Problem to solve:
What number of lines hold the word "name"? State that number and nothing besides.

┌──

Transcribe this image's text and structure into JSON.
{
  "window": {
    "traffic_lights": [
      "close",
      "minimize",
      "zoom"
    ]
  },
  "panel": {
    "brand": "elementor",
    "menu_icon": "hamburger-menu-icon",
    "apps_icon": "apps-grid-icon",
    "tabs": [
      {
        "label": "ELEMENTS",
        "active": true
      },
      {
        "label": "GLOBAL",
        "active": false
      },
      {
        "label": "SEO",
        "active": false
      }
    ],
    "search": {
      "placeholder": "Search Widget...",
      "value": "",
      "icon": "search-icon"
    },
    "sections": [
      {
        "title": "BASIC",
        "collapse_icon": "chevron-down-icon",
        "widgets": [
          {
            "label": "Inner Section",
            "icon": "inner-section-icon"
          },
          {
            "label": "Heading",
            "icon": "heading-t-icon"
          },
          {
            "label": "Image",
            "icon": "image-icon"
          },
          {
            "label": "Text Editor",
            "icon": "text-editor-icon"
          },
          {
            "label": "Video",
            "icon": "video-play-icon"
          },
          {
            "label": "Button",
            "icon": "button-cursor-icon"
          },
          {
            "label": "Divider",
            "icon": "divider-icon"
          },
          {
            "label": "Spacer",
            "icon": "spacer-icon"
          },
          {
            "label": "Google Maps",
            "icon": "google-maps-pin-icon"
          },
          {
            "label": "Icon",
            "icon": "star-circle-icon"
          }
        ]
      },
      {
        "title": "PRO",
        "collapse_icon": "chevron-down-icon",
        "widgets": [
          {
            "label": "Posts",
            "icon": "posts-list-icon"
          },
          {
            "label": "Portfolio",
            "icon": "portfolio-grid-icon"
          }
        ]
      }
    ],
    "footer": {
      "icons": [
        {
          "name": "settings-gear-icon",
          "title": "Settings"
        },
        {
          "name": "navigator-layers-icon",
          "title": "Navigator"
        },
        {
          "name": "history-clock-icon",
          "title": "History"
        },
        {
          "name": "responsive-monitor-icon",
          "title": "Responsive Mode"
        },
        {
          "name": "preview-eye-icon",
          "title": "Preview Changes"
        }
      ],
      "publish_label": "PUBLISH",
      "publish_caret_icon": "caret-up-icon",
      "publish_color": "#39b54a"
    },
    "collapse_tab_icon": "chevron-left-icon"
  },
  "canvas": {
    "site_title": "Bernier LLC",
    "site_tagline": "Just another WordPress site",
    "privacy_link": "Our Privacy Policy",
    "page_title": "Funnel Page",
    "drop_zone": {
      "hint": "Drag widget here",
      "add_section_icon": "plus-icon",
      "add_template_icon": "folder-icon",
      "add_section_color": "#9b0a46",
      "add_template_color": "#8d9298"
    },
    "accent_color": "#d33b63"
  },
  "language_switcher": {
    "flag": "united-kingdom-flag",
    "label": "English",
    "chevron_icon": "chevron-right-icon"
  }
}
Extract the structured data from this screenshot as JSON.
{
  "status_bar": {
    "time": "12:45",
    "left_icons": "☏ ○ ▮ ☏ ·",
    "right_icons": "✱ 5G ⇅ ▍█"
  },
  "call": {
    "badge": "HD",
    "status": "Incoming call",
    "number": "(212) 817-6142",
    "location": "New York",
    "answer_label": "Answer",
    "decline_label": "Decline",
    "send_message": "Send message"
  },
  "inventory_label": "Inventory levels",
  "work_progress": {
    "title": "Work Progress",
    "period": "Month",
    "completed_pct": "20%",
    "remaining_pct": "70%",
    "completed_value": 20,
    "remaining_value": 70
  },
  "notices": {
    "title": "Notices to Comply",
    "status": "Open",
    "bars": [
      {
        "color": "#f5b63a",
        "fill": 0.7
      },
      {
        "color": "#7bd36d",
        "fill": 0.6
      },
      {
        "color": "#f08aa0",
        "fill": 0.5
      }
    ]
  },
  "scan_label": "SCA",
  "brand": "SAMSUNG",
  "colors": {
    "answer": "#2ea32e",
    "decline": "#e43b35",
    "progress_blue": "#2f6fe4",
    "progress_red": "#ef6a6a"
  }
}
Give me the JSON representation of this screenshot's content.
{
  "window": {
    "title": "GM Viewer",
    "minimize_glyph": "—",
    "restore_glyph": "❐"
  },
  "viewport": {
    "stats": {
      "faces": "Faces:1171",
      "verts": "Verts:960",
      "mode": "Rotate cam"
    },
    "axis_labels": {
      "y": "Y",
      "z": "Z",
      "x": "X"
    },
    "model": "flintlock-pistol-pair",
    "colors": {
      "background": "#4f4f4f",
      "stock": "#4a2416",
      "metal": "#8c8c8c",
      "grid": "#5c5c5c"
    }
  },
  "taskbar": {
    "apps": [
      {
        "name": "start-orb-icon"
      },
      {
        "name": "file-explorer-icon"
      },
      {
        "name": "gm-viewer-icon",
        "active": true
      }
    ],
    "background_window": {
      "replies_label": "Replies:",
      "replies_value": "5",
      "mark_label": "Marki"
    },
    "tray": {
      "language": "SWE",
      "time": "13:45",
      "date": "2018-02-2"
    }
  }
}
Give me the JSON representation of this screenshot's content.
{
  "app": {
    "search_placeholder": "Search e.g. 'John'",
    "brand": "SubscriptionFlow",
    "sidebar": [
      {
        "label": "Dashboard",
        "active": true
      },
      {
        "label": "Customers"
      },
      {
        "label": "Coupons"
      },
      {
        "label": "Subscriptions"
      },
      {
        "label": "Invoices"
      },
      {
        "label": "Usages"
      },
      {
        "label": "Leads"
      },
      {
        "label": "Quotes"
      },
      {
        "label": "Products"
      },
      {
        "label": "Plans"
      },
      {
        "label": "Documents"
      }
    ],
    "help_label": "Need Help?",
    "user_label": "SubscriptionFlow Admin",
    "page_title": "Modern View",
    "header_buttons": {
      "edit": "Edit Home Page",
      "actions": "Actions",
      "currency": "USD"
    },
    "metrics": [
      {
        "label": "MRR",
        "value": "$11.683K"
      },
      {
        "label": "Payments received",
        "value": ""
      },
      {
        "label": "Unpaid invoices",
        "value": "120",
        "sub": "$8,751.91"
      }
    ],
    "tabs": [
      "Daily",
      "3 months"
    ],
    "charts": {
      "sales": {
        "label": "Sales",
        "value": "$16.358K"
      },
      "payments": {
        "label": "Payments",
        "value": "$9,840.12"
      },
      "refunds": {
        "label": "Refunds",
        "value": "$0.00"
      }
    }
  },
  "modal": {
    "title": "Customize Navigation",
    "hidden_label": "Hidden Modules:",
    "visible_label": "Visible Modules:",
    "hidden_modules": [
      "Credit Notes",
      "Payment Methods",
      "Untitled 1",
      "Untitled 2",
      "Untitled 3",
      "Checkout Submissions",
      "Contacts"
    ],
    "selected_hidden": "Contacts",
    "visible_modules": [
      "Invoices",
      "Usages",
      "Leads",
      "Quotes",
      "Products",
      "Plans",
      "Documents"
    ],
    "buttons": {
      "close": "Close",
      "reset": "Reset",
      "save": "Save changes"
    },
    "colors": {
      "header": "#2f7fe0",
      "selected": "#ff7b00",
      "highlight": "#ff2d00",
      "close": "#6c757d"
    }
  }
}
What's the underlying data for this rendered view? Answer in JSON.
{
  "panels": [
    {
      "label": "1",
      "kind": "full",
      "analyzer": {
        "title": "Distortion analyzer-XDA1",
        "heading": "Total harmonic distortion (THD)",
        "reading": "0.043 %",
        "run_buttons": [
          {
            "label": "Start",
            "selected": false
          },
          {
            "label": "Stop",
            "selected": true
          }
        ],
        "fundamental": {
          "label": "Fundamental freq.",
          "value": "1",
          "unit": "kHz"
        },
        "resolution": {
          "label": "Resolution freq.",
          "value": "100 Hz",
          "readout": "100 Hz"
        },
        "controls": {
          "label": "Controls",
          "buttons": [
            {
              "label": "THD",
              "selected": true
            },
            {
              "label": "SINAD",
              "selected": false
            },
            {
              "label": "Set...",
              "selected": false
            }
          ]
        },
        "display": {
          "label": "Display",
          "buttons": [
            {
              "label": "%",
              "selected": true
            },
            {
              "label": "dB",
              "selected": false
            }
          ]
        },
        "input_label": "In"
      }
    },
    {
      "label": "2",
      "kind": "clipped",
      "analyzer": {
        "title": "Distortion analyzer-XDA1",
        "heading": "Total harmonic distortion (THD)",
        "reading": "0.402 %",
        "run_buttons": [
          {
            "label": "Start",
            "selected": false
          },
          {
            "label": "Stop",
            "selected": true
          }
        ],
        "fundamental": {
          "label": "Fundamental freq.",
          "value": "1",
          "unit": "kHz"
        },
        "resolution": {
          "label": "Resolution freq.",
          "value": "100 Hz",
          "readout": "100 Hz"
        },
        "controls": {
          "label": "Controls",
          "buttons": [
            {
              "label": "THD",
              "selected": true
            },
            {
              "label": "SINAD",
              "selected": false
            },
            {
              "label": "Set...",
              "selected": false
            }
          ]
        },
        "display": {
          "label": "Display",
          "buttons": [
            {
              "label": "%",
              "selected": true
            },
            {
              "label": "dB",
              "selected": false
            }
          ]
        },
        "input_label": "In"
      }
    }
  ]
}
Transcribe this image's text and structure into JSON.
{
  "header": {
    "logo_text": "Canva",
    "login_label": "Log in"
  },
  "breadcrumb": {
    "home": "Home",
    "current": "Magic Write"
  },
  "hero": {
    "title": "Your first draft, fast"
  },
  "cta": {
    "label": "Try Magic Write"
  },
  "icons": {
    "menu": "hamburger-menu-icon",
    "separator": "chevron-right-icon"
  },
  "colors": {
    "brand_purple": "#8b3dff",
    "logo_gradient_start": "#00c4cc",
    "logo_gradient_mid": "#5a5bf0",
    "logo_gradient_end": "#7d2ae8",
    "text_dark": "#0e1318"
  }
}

└──

Answer for the task:
8